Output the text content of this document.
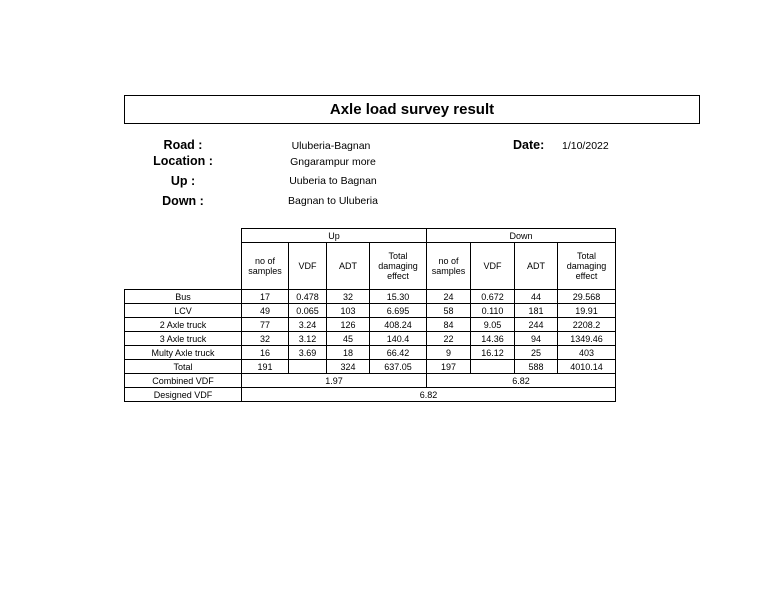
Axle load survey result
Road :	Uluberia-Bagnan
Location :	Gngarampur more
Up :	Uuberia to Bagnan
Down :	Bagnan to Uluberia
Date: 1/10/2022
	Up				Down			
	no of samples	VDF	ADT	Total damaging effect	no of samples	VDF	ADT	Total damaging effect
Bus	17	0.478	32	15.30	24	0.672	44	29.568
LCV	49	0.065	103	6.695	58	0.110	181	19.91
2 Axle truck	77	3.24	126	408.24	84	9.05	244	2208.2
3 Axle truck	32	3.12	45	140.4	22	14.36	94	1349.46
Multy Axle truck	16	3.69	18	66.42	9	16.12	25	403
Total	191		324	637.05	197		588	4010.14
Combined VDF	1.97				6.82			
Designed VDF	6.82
--------------------
(Work to complete) Copy out each line in the preceding records that contains "Total".

(Result for this exercise)
	no of samples	VDF	ADT	Total damaging effect	no of samples	VDF	ADT	Total damaging effect
Total	191		324	637.05	197		588	4010.14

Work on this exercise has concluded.